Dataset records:
■ ■ ■ ■ ■ ■ ■

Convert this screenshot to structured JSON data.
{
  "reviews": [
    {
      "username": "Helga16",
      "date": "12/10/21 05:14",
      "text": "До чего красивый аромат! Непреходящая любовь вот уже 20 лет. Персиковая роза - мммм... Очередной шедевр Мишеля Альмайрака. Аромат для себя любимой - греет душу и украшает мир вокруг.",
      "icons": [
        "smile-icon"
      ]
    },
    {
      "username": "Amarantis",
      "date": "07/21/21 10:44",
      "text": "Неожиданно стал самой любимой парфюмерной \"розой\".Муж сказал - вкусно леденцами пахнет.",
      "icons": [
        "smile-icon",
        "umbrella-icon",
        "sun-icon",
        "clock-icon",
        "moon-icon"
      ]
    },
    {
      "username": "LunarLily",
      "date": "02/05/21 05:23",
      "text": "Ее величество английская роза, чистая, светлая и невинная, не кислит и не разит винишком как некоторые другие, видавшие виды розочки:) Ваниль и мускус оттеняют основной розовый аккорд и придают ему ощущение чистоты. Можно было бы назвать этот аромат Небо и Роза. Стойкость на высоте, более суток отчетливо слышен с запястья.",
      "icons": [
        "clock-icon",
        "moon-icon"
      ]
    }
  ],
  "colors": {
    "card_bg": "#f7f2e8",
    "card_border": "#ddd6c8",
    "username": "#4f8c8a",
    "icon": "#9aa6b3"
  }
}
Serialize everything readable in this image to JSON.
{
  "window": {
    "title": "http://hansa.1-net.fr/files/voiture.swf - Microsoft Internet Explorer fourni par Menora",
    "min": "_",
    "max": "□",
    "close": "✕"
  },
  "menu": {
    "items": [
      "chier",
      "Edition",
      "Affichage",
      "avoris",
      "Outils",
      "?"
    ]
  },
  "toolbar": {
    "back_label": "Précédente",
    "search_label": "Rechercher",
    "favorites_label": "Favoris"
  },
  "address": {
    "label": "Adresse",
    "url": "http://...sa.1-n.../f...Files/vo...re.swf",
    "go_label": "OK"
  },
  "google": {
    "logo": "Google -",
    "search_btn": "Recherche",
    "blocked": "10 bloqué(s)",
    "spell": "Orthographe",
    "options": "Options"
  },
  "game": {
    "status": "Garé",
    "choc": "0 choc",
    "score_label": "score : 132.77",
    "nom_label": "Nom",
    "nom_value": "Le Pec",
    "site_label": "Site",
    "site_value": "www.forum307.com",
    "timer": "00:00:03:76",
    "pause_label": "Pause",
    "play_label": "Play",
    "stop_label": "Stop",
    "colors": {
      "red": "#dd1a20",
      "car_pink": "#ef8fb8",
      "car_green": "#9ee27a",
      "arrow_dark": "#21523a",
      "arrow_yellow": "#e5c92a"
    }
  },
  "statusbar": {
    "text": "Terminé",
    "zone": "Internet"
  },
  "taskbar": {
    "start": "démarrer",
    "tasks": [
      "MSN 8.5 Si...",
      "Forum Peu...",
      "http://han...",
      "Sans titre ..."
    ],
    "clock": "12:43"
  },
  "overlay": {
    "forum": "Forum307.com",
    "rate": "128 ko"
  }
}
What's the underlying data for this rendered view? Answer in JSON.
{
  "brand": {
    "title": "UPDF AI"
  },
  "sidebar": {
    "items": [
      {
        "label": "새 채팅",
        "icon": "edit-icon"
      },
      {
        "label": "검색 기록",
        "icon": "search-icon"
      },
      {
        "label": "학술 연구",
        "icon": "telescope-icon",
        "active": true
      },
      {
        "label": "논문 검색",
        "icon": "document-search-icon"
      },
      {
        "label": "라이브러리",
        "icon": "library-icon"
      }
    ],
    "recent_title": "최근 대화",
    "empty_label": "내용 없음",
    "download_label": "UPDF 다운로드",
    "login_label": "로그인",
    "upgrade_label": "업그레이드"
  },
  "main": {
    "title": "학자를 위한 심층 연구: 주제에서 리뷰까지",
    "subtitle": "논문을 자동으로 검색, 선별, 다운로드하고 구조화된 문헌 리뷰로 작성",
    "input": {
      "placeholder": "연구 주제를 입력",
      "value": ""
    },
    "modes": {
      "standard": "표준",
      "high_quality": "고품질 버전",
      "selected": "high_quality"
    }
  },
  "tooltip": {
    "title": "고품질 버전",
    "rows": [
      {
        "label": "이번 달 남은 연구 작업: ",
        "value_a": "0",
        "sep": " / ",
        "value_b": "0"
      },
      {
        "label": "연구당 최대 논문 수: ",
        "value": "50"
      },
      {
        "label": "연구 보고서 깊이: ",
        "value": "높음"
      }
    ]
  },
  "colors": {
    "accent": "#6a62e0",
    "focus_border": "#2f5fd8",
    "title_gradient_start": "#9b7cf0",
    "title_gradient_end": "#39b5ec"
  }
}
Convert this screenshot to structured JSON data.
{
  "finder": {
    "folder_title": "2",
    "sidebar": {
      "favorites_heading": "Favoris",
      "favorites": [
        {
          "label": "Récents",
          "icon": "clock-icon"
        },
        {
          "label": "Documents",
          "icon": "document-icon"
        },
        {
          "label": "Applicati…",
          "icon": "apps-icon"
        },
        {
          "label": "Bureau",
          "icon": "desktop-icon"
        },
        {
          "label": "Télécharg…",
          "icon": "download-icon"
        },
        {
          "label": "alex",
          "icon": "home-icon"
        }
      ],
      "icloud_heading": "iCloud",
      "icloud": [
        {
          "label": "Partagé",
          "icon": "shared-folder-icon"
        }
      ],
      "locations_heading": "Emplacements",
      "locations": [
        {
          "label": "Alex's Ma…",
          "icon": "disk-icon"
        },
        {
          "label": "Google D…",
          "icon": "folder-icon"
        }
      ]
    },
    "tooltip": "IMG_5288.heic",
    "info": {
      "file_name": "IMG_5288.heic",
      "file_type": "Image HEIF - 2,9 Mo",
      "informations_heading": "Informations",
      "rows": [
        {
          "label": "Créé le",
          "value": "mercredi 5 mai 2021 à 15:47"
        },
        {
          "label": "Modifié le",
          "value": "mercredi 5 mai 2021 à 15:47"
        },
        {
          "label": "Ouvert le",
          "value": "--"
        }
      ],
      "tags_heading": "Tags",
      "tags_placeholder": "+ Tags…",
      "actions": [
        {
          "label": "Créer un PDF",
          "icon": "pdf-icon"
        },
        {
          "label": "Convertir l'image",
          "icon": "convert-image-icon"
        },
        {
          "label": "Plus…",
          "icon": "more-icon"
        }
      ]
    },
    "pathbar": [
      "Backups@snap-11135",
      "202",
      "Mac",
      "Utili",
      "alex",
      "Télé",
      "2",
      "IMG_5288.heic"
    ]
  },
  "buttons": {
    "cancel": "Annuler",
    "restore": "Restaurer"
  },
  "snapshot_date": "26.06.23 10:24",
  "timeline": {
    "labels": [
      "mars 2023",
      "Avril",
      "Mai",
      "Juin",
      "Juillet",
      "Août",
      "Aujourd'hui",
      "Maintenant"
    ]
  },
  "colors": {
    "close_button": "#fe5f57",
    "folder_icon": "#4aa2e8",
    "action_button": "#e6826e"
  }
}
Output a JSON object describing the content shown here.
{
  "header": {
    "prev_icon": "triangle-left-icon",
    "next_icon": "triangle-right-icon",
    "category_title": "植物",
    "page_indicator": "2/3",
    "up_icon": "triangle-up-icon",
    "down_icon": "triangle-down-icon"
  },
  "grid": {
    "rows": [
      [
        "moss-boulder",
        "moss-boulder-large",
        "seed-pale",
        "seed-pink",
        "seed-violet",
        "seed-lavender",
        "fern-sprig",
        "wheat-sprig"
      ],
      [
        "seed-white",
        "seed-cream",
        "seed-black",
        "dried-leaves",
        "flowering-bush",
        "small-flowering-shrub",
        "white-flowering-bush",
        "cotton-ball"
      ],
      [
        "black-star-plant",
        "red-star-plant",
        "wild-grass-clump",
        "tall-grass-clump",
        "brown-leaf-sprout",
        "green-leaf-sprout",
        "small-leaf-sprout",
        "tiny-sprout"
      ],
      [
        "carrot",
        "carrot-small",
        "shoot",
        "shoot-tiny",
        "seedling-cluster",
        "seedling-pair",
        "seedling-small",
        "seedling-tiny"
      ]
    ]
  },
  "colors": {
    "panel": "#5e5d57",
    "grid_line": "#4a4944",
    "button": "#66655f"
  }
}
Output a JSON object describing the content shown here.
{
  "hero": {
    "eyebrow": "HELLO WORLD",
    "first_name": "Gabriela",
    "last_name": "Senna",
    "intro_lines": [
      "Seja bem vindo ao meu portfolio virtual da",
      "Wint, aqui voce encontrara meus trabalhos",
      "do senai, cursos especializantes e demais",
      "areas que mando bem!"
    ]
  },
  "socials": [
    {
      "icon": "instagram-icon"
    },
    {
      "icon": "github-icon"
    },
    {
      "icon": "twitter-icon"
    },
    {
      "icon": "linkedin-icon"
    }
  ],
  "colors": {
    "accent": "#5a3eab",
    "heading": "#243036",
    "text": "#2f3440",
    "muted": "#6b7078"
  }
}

■ ■ ■ ■ ■ ■ ■

Stated task:
Scan the material above. Copy each line where "heic" occurs.

Solution for this problem:
    "tooltip": "IMG_5288.heic",
      "file_name": "IMG_5288.heic",
      "IMG_5288.heic"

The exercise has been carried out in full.